• [Selected extract]
------------------------------------------------------------------------

Bug in 1099-R processing

"the "taxable amount" in box 2a should be listed as "taxable" on line 5b on the 1040!"

 

If your 401(k) had basis in after-tax contributions and direct rollovers paid to the traditional and Roth IRAs were scheduled to be made at the same time, the taxpayer is permitted to select how the pre-tax portion is allocated between the traditional and Roth accounts.  TurboTax cannot automatically split the rollovers without the additional information from the taxpayer indicating how to split the gross amount and the taxable amount between the rollovers.  TurboTax obtains this additional information by requiring the user to enter each of the rollovers as a separate Form 1099-R.  This is not a bug, it's a design choice intended to avoid an overly complicated user interface that would serve to confuse most users because most user's code-G Forms 1099-R report rollovers only to a single destination.

------------------------------------------------------------------------

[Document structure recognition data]
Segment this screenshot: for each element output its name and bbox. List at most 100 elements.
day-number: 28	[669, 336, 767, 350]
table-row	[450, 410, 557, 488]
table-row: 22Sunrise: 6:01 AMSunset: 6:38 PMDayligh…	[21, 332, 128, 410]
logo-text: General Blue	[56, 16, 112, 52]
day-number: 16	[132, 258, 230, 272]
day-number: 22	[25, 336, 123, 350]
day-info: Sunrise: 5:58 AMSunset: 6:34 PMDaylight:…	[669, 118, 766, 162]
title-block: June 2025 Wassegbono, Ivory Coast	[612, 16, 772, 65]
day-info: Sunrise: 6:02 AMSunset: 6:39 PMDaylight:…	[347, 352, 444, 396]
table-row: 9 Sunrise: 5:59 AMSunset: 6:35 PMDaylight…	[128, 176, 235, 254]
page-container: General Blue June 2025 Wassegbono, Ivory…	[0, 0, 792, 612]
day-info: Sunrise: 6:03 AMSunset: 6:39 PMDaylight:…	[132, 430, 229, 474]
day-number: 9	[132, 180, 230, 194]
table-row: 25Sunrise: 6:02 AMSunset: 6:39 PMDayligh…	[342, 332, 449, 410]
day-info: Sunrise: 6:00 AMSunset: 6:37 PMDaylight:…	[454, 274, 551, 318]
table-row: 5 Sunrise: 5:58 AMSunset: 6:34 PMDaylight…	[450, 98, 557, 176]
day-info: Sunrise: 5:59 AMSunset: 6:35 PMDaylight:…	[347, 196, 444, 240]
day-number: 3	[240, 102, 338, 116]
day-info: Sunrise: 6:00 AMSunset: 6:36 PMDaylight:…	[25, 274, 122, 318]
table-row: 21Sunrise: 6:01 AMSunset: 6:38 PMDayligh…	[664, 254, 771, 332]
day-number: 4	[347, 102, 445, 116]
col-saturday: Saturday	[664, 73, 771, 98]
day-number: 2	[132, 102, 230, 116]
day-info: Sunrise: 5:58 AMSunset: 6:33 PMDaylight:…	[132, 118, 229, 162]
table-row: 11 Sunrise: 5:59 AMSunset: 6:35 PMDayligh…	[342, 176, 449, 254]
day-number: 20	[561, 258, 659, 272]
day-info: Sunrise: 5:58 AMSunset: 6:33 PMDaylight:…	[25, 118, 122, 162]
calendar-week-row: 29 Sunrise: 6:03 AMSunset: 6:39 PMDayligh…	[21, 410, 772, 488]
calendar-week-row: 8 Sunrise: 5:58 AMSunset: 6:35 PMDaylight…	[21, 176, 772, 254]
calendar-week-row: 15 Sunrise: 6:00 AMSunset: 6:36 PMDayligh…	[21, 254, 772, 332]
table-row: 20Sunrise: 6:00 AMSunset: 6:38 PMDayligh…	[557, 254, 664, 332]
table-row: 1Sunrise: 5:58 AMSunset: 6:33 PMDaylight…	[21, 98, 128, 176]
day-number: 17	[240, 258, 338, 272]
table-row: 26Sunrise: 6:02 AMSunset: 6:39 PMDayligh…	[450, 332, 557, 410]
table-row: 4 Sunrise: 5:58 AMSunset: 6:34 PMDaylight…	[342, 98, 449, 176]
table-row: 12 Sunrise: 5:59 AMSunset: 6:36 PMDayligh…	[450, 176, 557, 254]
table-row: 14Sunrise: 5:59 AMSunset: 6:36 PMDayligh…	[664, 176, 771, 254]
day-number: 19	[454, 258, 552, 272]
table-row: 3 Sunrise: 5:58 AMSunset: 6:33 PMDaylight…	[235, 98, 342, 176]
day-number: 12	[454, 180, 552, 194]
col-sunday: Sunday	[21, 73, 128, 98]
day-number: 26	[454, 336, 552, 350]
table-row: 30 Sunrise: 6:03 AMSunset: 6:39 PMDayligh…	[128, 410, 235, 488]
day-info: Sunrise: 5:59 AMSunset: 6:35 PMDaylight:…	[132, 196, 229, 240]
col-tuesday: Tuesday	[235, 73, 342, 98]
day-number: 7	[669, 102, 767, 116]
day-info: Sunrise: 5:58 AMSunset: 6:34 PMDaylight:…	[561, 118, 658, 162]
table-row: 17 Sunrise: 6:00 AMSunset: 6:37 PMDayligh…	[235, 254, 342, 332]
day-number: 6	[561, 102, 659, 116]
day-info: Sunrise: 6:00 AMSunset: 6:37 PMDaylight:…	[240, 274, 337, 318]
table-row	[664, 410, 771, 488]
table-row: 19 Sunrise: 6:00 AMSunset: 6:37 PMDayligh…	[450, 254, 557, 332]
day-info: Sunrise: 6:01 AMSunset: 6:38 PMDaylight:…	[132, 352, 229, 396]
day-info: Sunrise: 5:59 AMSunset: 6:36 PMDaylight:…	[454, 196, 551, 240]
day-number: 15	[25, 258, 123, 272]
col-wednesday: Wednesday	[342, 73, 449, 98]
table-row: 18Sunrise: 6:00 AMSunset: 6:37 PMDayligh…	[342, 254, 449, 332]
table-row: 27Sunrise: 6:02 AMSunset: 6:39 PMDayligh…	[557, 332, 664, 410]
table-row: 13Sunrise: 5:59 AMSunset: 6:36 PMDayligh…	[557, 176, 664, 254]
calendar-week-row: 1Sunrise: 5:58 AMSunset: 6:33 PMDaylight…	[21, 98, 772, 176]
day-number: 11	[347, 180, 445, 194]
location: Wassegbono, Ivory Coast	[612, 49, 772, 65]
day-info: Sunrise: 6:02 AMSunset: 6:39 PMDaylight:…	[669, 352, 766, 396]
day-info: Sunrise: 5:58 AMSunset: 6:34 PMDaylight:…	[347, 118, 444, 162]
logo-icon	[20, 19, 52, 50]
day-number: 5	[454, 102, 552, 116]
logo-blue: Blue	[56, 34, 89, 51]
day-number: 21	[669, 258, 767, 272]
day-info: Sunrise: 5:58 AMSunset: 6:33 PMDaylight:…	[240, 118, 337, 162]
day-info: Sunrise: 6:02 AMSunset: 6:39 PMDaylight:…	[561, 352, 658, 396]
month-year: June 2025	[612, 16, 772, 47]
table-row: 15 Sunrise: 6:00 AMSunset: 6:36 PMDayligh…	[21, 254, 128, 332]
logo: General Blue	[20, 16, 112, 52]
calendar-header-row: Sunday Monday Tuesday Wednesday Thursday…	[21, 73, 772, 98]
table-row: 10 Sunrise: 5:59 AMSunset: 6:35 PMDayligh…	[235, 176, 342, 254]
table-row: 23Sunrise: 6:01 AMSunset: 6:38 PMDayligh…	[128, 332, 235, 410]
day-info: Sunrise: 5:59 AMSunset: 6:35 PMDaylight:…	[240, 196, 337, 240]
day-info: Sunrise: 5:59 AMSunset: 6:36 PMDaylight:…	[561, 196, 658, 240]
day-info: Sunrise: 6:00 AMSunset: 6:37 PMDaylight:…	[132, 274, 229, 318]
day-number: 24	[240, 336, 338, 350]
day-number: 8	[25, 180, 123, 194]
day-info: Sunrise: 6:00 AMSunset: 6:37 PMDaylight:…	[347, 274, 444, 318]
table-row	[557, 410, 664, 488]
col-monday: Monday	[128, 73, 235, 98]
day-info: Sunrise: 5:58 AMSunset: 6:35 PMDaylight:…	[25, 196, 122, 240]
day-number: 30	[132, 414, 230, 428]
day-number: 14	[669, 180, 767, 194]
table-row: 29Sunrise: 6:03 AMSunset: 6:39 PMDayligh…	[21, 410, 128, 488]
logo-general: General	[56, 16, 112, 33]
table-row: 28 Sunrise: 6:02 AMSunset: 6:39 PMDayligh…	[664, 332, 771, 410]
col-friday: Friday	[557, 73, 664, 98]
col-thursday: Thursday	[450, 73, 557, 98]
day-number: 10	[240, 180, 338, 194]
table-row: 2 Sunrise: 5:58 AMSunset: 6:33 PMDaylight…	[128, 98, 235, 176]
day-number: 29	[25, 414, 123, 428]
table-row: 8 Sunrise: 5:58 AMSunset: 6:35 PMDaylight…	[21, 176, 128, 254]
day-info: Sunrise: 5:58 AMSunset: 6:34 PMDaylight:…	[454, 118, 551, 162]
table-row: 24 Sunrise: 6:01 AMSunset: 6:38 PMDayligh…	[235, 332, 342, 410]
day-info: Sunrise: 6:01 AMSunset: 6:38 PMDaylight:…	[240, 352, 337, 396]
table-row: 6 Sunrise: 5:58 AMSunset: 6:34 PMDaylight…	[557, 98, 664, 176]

------------------------------------------------------------------------

• [List of tasks]
1. List every type of retirement account named in the 1099-R processing post.
2. Extend the post on TurboTax's 1099-R rollover handling, starting after its last sentence.

• [Responses in order]
1. 401(k), traditional IRA, Roth IRA

2.
For a distribution reported with code G that was  split between traditional and Roth accounts to be taxable to the extent shown in box 2a of the Form 1099-R, you could not have nay after-tax basis in the plan from which the distribution was made.  If your Form 1099-R shows $0 in box 5, TurboTax could infer that the amount shown in box 2a went to a Roth IRA and and the rest when to a traditional IRA, but does not, and instead produces an incorrect amount on Form 1040 line 5b.  However, given that TurboTax already requires splitting the From 1099-R into two when the distribution includes after tax basis, it's not unreasonable that TurboTax would require that any Form 1099-R that shows a split rollover be split into two for proper reporting.  An alternative to splitting the Form 1099-R in this case would be to change the code to 2 or 7.